- [Materials provided]
--

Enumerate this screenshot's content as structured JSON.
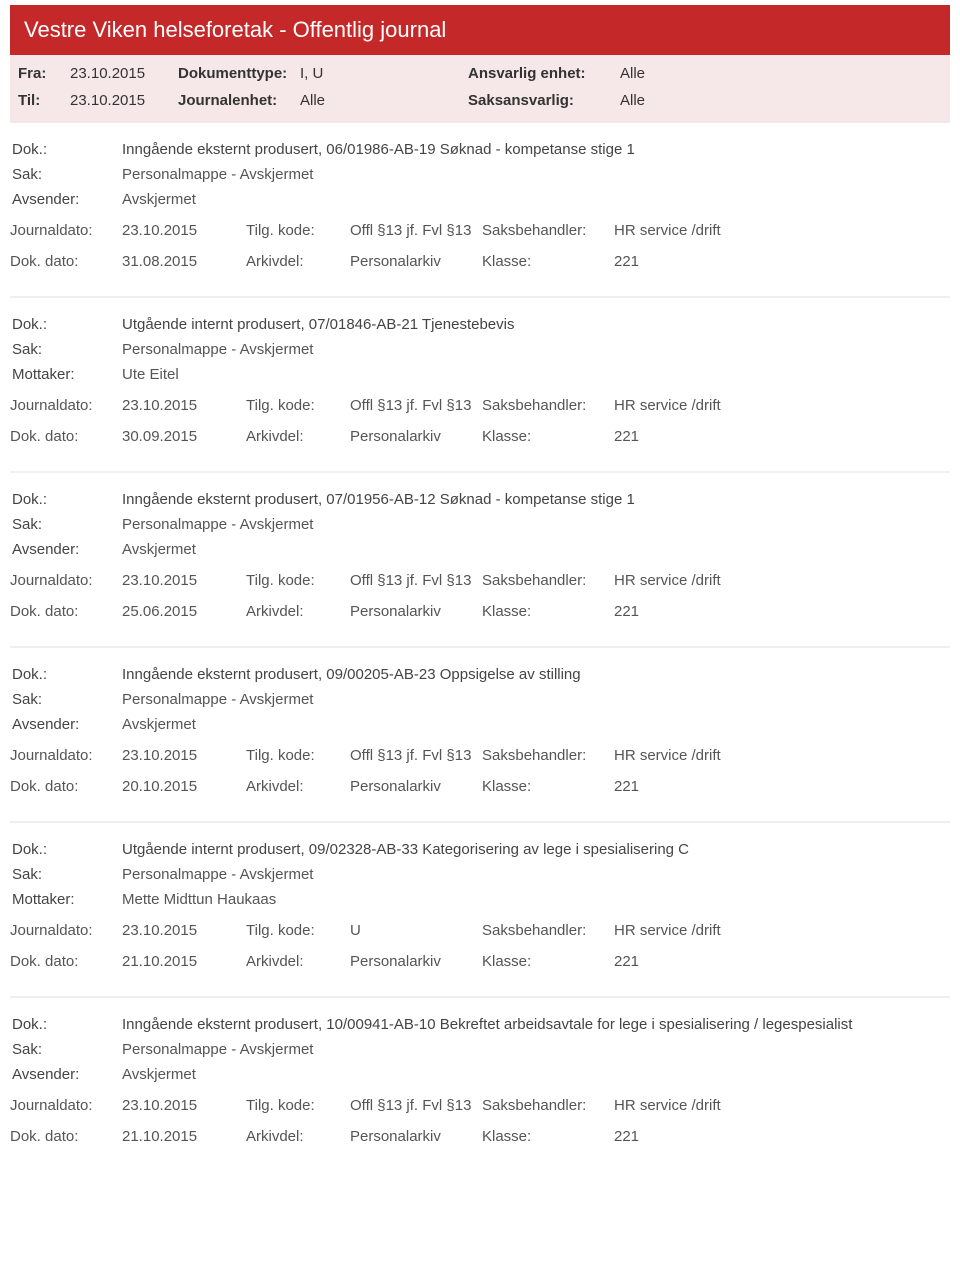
{
  "header": {
    "title": "Vestre Viken helseforetak - Offentlig journal"
  },
  "filters": {
    "fra_label": "Fra:",
    "fra_value": "23.10.2015",
    "til_label": "Til:",
    "til_value": "23.10.2015",
    "doktype_label": "Dokumenttype:",
    "doktype_value": "I, U",
    "journalenhet_label": "Journalenhet:",
    "journalenhet_value": "Alle",
    "ansvarlig_label": "Ansvarlig enhet:",
    "ansvarlig_value": "Alle",
    "saksansvarlig_label": "Saksansvarlig:",
    "saksansvarlig_value": "Alle"
  },
  "labels": {
    "dok": "Dok.:",
    "sak": "Sak:",
    "avsender": "Avsender:",
    "mottaker": "Mottaker:",
    "journaldato": "Journaldato:",
    "dokdato": "Dok. dato:",
    "tilgkode": "Tilg. kode:",
    "arkivdel": "Arkivdel:",
    "saksbehandler": "Saksbehandler:",
    "klasse": "Klasse:"
  },
  "entries": [
    {
      "dok": "Inngående eksternt produsert, 06/01986-AB-19 Søknad - kompetanse stige 1",
      "sak": "Personalmappe - Avskjermet",
      "party_label": "Avsender:",
      "party_value": "Avskjermet",
      "journaldato": "23.10.2015",
      "tilgkode": "Offl §13 jf. Fvl §13",
      "saksbehandler": "HR service /drift",
      "dokdato": "31.08.2015",
      "arkivdel": "Personalarkiv",
      "klasse": "221"
    },
    {
      "dok": "Utgående internt produsert, 07/01846-AB-21 Tjenestebevis",
      "sak": "Personalmappe - Avskjermet",
      "party_label": "Mottaker:",
      "party_value": "Ute Eitel",
      "journaldato": "23.10.2015",
      "tilgkode": "Offl §13 jf. Fvl §13",
      "saksbehandler": "HR service /drift",
      "dokdato": "30.09.2015",
      "arkivdel": "Personalarkiv",
      "klasse": "221"
    },
    {
      "dok": "Inngående eksternt produsert, 07/01956-AB-12 Søknad - kompetanse stige 1",
      "sak": "Personalmappe - Avskjermet",
      "party_label": "Avsender:",
      "party_value": "Avskjermet",
      "journaldato": "23.10.2015",
      "tilgkode": "Offl §13 jf. Fvl §13",
      "saksbehandler": "HR service /drift",
      "dokdato": "25.06.2015",
      "arkivdel": "Personalarkiv",
      "klasse": "221"
    },
    {
      "dok": "Inngående eksternt produsert, 09/00205-AB-23 Oppsigelse av stilling",
      "sak": "Personalmappe - Avskjermet",
      "party_label": "Avsender:",
      "party_value": "Avskjermet",
      "journaldato": "23.10.2015",
      "tilgkode": "Offl §13 jf. Fvl §13",
      "saksbehandler": "HR service /drift",
      "dokdato": "20.10.2015",
      "arkivdel": "Personalarkiv",
      "klasse": "221"
    },
    {
      "dok": "Utgående internt produsert, 09/02328-AB-33 Kategorisering av lege i spesialisering C",
      "sak": "Personalmappe - Avskjermet",
      "party_label": "Mottaker:",
      "party_value": "Mette Midttun Haukaas",
      "journaldato": "23.10.2015",
      "tilgkode": "U",
      "saksbehandler": "HR service /drift",
      "dokdato": "21.10.2015",
      "arkivdel": "Personalarkiv",
      "klasse": "221"
    },
    {
      "dok": "Inngående eksternt produsert, 10/00941-AB-10 Bekreftet arbeidsavtale for lege i spesialisering / legespesialist",
      "sak": "Personalmappe - Avskjermet",
      "party_label": "Avsender:",
      "party_value": "Avskjermet",
      "journaldato": "23.10.2015",
      "tilgkode": "Offl §13 jf. Fvl §13",
      "saksbehandler": "HR service /drift",
      "dokdato": "21.10.2015",
      "arkivdel": "Personalarkiv",
      "klasse": "221"
    }
  ],
  "colors": {
    "header_bg": "#c52828",
    "header_text": "#ffffff",
    "meta_bg": "#f6e8e8",
    "text": "#333333",
    "divider": "#efefef"
  }
}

--

- [Exercise goal] Every line above should be returned word for word, with the pictures left behind.

- [Written response]
Enumerate this screenshot's content as structured JSON.
{
  "header": {
    "title": "Vestre Viken helseforetak - Offentlig journal"
  },
  "filters": {
    "fra_label": "Fra:",
    "fra_value": "23.10.2015",
    "til_label": "Til:",
    "til_value": "23.10.2015",
    "doktype_label": "Dokumenttype:",
    "doktype_value": "I, U",
    "journalenhet_label": "Journalenhet:",
    "journalenhet_value": "Alle",
    "ansvarlig_label": "Ansvarlig enhet:",
    "ansvarlig_value": "Alle",
    "saksansvarlig_label": "Saksansvarlig:",
    "saksansvarlig_value": "Alle"
  },
  "labels": {
    "dok": "Dok.:",
    "sak": "Sak:",
    "avsender": "Avsender:",
    "mottaker": "Mottaker:",
    "journaldato": "Journaldato:",
    "dokdato": "Dok. dato:",
    "tilgkode": "Tilg. kode:",
    "arkivdel": "Arkivdel:",
    "saksbehandler": "Saksbehandler:",
    "klasse": "Klasse:"
  },
  "entries": [
    {
      "dok": "Inngående eksternt produsert, 06/01986-AB-19 Søknad - kompetanse stige 1",
      "sak": "Personalmappe - Avskjermet",
      "party_label": "Avsender:",
      "party_value": "Avskjermet",
      "journaldato": "23.10.2015",
      "tilgkode": "Offl §13 jf. Fvl §13",
      "saksbehandler": "HR service /drift",
      "dokdato": "31.08.2015",
      "arkivdel": "Personalarkiv",
      "klasse": "221"
    },
    {
      "dok": "Utgående internt produsert, 07/01846-AB-21 Tjenestebevis",
      "sak": "Personalmappe - Avskjermet",
      "party_label": "Mottaker:",
      "party_value": "Ute Eitel",
      "journaldato": "23.10.2015",
      "tilgkode": "Offl §13 jf. Fvl §13",
      "saksbehandler": "HR service /drift",
      "dokdato": "30.09.2015",
      "arkivdel": "Personalarkiv",
      "klasse": "221"
    },
    {
      "dok": "Inngående eksternt produsert, 07/01956-AB-12 Søknad - kompetanse stige 1",
      "sak": "Personalmappe - Avskjermet",
      "party_label": "Avsender:",
      "party_value": "Avskjermet",
      "journaldato": "23.10.2015",
      "tilgkode": "Offl §13 jf. Fvl §13",
      "saksbehandler": "HR service /drift",
      "dokdato": "25.06.2015",
      "arkivdel": "Personalarkiv",
      "klasse": "221"
    },
    {
      "dok": "Inngående eksternt produsert, 09/00205-AB-23 Oppsigelse av stilling",
      "sak": "Personalmappe - Avskjermet",
      "party_label": "Avsender:",
      "party_value": "Avskjermet",
      "journaldato": "23.10.2015",
      "tilgkode": "Offl §13 jf. Fvl §13",
      "saksbehandler": "HR service /drift",
      "dokdato": "20.10.2015",
      "arkivdel": "Personalarkiv",
      "klasse": "221"
    },
    {
      "dok": "Utgående internt produsert, 09/02328-AB-33 Kategorisering av lege i spesialisering C",
      "sak": "Personalmappe - Avskjermet",
      "party_label": "Mottaker:",
      "party_value": "Mette Midttun Haukaas",
      "journaldato": "23.10.2015",
      "tilgkode": "U",
      "saksbehandler": "HR service /drift",
      "dokdato": "21.10.2015",
      "arkivdel": "Personalarkiv",
      "klasse": "221"
    },
    {
      "dok": "Inngående eksternt produsert, 10/00941-AB-10 Bekreftet arbeidsavtale for lege i spesialisering / legespesialist",
      "sak": "Personalmappe - Avskjermet",
      "party_label": "Avsender:",
      "party_value": "Avskjermet",
      "journaldato": "23.10.2015",
      "tilgkode": "Offl §13 jf. Fvl §13",
      "saksbehandler": "HR service /drift",
      "dokdato": "21.10.2015",
      "arkivdel": "Personalarkiv",
      "klasse": "221"
    }
  ],
  "colors": {
    "header_bg": "#c52828",
    "header_text": "#ffffff",
    "meta_bg": "#f6e8e8",
    "text": "#333333",
    "divider": "#efefef"
  }
}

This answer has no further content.